Directions.
Your task is to output all the records below, word for word.

Stored entries.
______
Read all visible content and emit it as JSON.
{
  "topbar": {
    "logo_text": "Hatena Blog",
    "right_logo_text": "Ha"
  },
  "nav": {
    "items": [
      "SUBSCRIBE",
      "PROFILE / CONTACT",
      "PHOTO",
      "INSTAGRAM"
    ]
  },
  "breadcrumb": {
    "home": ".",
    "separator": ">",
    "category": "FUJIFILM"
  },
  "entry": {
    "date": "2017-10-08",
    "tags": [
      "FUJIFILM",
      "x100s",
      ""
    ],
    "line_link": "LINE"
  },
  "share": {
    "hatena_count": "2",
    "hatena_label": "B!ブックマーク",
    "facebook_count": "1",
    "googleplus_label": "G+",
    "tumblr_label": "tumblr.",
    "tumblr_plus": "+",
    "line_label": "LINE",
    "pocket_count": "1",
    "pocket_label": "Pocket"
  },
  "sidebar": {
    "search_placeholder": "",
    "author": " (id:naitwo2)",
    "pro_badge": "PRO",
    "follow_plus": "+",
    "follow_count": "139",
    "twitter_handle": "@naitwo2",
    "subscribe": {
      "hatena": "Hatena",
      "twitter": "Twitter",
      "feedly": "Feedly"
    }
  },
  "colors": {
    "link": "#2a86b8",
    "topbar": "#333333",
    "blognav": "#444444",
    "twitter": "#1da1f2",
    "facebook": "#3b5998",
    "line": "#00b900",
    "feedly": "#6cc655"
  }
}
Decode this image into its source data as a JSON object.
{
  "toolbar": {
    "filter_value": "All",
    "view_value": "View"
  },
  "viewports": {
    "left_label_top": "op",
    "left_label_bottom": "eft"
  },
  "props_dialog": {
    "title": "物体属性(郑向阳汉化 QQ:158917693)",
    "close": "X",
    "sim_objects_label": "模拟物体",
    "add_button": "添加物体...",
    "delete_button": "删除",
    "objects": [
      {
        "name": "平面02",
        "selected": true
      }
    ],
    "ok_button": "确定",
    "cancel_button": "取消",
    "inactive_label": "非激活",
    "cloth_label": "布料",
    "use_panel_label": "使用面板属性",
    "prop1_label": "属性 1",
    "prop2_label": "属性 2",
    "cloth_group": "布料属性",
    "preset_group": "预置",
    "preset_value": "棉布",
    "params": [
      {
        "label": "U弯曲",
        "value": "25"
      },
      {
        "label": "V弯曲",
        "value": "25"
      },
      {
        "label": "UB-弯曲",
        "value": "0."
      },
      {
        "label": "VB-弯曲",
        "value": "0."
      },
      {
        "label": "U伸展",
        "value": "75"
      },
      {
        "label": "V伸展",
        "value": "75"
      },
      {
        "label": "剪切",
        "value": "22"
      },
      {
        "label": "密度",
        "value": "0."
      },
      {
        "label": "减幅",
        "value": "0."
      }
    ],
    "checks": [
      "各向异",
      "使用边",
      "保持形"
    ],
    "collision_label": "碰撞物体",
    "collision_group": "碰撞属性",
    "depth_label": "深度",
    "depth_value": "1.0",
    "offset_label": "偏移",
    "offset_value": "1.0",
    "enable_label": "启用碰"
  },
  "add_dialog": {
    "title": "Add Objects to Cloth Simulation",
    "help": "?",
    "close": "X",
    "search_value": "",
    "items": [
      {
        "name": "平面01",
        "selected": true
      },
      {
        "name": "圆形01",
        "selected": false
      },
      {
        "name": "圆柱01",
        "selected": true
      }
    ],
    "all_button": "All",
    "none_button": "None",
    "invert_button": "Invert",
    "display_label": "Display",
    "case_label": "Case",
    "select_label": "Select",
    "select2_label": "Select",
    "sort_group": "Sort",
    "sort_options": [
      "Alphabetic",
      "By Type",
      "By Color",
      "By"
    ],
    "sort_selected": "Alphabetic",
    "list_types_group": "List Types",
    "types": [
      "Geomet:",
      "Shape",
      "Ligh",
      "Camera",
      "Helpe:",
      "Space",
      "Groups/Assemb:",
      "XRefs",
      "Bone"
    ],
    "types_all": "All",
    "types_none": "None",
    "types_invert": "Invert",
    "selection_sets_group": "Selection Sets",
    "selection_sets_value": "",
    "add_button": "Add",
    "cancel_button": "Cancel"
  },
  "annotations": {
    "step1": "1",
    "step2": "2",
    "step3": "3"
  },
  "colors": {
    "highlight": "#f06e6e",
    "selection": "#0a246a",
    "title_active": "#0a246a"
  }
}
______
Task answer.
Read all visible content and emit it as JSON.
{
  "topbar": {
    "logo_text": "Hatena Blog",
    "right_logo_text": "Ha"
  },
  "nav": {
    "items": [
      "SUBSCRIBE",
      "PROFILE / CONTACT",
      "PHOTO",
      "INSTAGRAM"
    ]
  },
  "breadcrumb": {
    "home": ".",
    "separator": ">",
    "category": "FUJIFILM"
  },
  "entry": {
    "date": "2017-10-08",
    "tags": [
      "FUJIFILM",
      "x100s",
      ""
    ],
    "line_link": "LINE"
  },
  "share": {
    "hatena_count": "2",
    "hatena_label": "B!ブックマーク",
    "facebook_count": "1",
    "googleplus_label": "G+",
    "tumblr_label": "tumblr.",
    "tumblr_plus": "+",
    "line_label": "LINE",
    "pocket_count": "1",
    "pocket_label": "Pocket"
  },
  "sidebar": {
    "search_placeholder": "",
    "author": " (id:naitwo2)",
    "pro_badge": "PRO",
    "follow_plus": "+",
    "follow_count": "139",
    "twitter_handle": "@naitwo2",
    "subscribe": {
      "hatena": "Hatena",
      "twitter": "Twitter",
      "feedly": "Feedly"
    }
  },
  "colors": {
    "link": "#2a86b8",
    "topbar": "#333333",
    "blognav": "#444444",
    "twitter": "#1da1f2",
    "facebook": "#3b5998",
    "line": "#00b900",
    "feedly": "#6cc655"
  }
}
Decode this image into its source data as a JSON object.
{
  "toolbar": {
    "filter_value": "All",
    "view_value": "View"
  },
  "viewports": {
    "left_label_top": "op",
    "left_label_bottom": "eft"
  },
  "props_dialog": {
    "title": "物体属性(郑向阳汉化 QQ:158917693)",
    "close": "X",
    "sim_objects_label": "模拟物体",
    "add_button": "添加物体...",
    "delete_button": "删除",
    "objects": [
      {
        "name": "平面02",
        "selected": true
      }
    ],
    "ok_button": "确定",
    "cancel_button": "取消",
    "inactive_label": "非激活",
    "cloth_label": "布料",
    "use_panel_label": "使用面板属性",
    "prop1_label": "属性 1",
    "prop2_label": "属性 2",
    "cloth_group": "布料属性",
    "preset_group": "预置",
    "preset_value": "棉布",
    "params": [
      {
        "label": "U弯曲",
        "value": "25"
      },
      {
        "label": "V弯曲",
        "value": "25"
      },
      {
        "label": "UB-弯曲",
        "value": "0."
      },
      {
        "label": "VB-弯曲",
        "value": "0."
      },
      {
        "label": "U伸展",
        "value": "75"
      },
      {
        "label": "V伸展",
        "value": "75"
      },
      {
        "label": "剪切",
        "value": "22"
      },
      {
        "label": "密度",
        "value": "0."
      },
      {
        "label": "减幅",
        "value": "0."
      }
    ],
    "checks": [
      "各向异",
      "使用边",
      "保持形"
    ],
    "collision_label": "碰撞物体",
    "collision_group": "碰撞属性",
    "depth_label": "深度",
    "depth_value": "1.0",
    "offset_label": "偏移",
    "offset_value": "1.0",
    "enable_label": "启用碰"
  },
  "add_dialog": {
    "title": "Add Objects to Cloth Simulation",
    "help": "?",
    "close": "X",
    "search_value": "",
    "items": [
      {
        "name": "平面01",
        "selected": true
      },
      {
        "name": "圆形01",
        "selected": false
      },
      {
        "name": "圆柱01",
        "selected": true
      }
    ],
    "all_button": "All",
    "none_button": "None",
    "invert_button": "Invert",
    "display_label": "Display",
    "case_label": "Case",
    "select_label": "Select",
    "select2_label": "Select",
    "sort_group": "Sort",
    "sort_options": [
      "Alphabetic",
      "By Type",
      "By Color",
      "By"
    ],
    "sort_selected": "Alphabetic",
    "list_types_group": "List Types",
    "types": [
      "Geomet:",
      "Shape",
      "Ligh",
      "Camera",
      "Helpe:",
      "Space",
      "Groups/Assemb:",
      "XRefs",
      "Bone"
    ],
    "types_all": "All",
    "types_none": "None",
    "types_invert": "Invert",
    "selection_sets_group": "Selection Sets",
    "selection_sets_value": "",
    "add_button": "Add",
    "cancel_button": "Cancel"
  },
  "annotations": {
    "step1": "1",
    "step2": "2",
    "step3": "3"
  },
  "colors": {
    "highlight": "#f06e6e",
    "selection": "#0a246a",
    "title_active": "#0a246a"
  }
}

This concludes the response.